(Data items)
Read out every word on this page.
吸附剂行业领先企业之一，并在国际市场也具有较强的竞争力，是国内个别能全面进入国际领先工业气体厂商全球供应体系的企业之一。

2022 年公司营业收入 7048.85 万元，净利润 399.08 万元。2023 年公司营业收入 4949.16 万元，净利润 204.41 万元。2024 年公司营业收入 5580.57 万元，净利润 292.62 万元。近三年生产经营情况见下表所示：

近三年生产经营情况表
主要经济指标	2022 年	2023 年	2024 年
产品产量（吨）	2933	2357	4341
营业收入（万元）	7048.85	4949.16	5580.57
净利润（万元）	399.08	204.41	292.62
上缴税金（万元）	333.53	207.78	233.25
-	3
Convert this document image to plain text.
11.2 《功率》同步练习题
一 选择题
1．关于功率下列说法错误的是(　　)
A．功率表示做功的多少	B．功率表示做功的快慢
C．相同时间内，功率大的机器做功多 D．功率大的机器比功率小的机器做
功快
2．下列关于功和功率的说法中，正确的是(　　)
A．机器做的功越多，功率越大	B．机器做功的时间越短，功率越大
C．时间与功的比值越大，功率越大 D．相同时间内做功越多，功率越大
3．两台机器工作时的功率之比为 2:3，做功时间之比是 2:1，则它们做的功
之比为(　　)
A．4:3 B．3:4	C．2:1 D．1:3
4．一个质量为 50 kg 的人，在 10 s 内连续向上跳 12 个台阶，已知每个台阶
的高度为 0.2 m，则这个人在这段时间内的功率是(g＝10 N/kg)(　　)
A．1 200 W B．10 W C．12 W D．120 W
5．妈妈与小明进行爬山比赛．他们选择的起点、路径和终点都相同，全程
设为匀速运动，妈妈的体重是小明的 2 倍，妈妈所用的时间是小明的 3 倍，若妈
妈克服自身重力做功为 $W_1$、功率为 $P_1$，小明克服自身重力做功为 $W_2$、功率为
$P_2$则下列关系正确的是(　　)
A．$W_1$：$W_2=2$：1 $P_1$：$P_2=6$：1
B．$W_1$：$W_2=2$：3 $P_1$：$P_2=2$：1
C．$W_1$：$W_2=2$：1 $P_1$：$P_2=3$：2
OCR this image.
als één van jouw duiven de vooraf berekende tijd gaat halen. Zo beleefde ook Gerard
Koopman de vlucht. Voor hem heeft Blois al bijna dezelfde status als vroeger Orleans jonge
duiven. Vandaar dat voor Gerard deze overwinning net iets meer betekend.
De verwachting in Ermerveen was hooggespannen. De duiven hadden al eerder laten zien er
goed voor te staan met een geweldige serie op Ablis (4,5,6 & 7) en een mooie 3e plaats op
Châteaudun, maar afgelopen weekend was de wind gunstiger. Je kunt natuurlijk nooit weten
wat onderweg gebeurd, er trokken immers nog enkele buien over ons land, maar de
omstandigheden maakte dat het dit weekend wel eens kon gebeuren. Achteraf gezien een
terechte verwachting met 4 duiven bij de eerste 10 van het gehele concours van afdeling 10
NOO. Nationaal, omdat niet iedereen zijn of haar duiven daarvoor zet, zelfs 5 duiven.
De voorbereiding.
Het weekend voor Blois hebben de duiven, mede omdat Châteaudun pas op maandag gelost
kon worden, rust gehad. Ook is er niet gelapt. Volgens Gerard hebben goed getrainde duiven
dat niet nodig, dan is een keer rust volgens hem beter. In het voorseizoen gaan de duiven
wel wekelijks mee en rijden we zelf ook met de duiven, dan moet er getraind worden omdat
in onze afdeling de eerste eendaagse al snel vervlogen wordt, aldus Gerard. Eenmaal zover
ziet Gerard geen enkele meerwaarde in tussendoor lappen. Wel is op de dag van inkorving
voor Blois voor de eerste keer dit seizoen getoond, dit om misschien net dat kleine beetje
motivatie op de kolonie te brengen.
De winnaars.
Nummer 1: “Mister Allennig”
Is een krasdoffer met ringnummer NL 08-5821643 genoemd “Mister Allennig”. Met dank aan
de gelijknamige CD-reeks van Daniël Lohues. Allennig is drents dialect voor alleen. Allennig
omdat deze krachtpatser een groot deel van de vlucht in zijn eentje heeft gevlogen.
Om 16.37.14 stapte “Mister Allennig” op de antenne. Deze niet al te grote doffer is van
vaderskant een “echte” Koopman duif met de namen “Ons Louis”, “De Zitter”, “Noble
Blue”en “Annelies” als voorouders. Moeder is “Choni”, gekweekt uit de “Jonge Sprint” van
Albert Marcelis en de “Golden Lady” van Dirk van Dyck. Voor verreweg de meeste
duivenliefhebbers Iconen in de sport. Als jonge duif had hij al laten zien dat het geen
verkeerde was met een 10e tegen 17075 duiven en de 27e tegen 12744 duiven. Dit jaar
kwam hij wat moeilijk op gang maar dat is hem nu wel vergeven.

OBJECTIVE: Write the entire listing out again, word for word.

SOLUTION TO THE PROBLEM:
Read out every word on this page.
吸附剂行业领先企业之一，并在国际市场也具有较强的竞争力，是国内个别能全面进入国际领先工业气体厂商全球供应体系的企业之一。

2022 年公司营业收入 7048.85 万元，净利润 399.08 万元。2023 年公司营业收入 4949.16 万元，净利润 204.41 万元。2024 年公司营业收入 5580.57 万元，净利润 292.62 万元。近三年生产经营情况见下表所示：

近三年生产经营情况表
主要经济指标	2022 年	2023 年	2024 年
产品产量（吨）	2933	2357	4341
营业收入（万元）	7048.85	4949.16	5580.57
净利润（万元）	399.08	204.41	292.62
上缴税金（万元）	333.53	207.78	233.25
-	3
Convert this document image to plain text.
11.2 《功率》同步练习题
一 选择题
1．关于功率下列说法错误的是(　　)
A．功率表示做功的多少	B．功率表示做功的快慢
C．相同时间内，功率大的机器做功多 D．功率大的机器比功率小的机器做
功快
2．下列关于功和功率的说法中，正确的是(　　)
A．机器做的功越多，功率越大	B．机器做功的时间越短，功率越大
C．时间与功的比值越大，功率越大 D．相同时间内做功越多，功率越大
3．两台机器工作时的功率之比为 2:3，做功时间之比是 2:1，则它们做的功
之比为(　　)
A．4:3 B．3:4	C．2:1 D．1:3
4．一个质量为 50 kg 的人，在 10 s 内连续向上跳 12 个台阶，已知每个台阶
的高度为 0.2 m，则这个人在这段时间内的功率是(g＝10 N/kg)(　　)
A．1 200 W B．10 W C．12 W D．120 W
5．妈妈与小明进行爬山比赛．他们选择的起点、路径和终点都相同，全程
设为匀速运动，妈妈的体重是小明的 2 倍，妈妈所用的时间是小明的 3 倍，若妈
妈克服自身重力做功为 $W_1$、功率为 $P_1$，小明克服自身重力做功为 $W_2$、功率为
$P_2$则下列关系正确的是(　　)
A．$W_1$：$W_2=2$：1 $P_1$：$P_2=6$：1
B．$W_1$：$W_2=2$：3 $P_1$：$P_2=2$：1
C．$W_1$：$W_2=2$：1 $P_1$：$P_2=3$：2
OCR this image.
als één van jouw duiven de vooraf berekende tijd gaat halen. Zo beleefde ook Gerard
Koopman de vlucht. Voor hem heeft Blois al bijna dezelfde status als vroeger Orleans jonge
duiven. Vandaar dat voor Gerard deze overwinning net iets meer betekend.
De verwachting in Ermerveen was hooggespannen. De duiven hadden al eerder laten zien er
goed voor te staan met een geweldige serie op Ablis (4,5,6 & 7) en een mooie 3e plaats op
Châteaudun, maar afgelopen weekend was de wind gunstiger. Je kunt natuurlijk nooit weten
wat onderweg gebeurd, er trokken immers nog enkele buien over ons land, maar de
omstandigheden maakte dat het dit weekend wel eens kon gebeuren. Achteraf gezien een
terechte verwachting met 4 duiven bij de eerste 10 van het gehele concours van afdeling 10
NOO. Nationaal, omdat niet iedereen zijn of haar duiven daarvoor zet, zelfs 5 duiven.
De voorbereiding.
Het weekend voor Blois hebben de duiven, mede omdat Châteaudun pas op maandag gelost
kon worden, rust gehad. Ook is er niet gelapt. Volgens Gerard hebben goed getrainde duiven
dat niet nodig, dan is een keer rust volgens hem beter. In het voorseizoen gaan de duiven
wel wekelijks mee en rijden we zelf ook met de duiven, dan moet er getraind worden omdat
in onze afdeling de eerste eendaagse al snel vervlogen wordt, aldus Gerard. Eenmaal zover
ziet Gerard geen enkele meerwaarde in tussendoor lappen. Wel is op de dag van inkorving
voor Blois voor de eerste keer dit seizoen getoond, dit om misschien net dat kleine beetje
motivatie op de kolonie te brengen.
De winnaars.
Nummer 1: “Mister Allennig”
Is een krasdoffer met ringnummer NL 08-5821643 genoemd “Mister Allennig”. Met dank aan
de gelijknamige CD-reeks van Daniël Lohues. Allennig is drents dialect voor alleen. Allennig
omdat deze krachtpatser een groot deel van de vlucht in zijn eentje heeft gevlogen.
Om 16.37.14 stapte “Mister Allennig” op de antenne. Deze niet al te grote doffer is van
vaderskant een “echte” Koopman duif met de namen “Ons Louis”, “De Zitter”, “Noble
Blue”en “Annelies” als voorouders. Moeder is “Choni”, gekweekt uit de “Jonge Sprint” van
Albert Marcelis en de “Golden Lady” van Dirk van Dyck. Voor verreweg de meeste
duivenliefhebbers Iconen in de sport. Als jonge duif had hij al laten zien dat het geen
verkeerde was met een 10e tegen 17075 duiven en de 27e tegen 12744 duiven. Dit jaar
kwam hij wat moeilijk op gang maar dat is hem nu wel vergeven.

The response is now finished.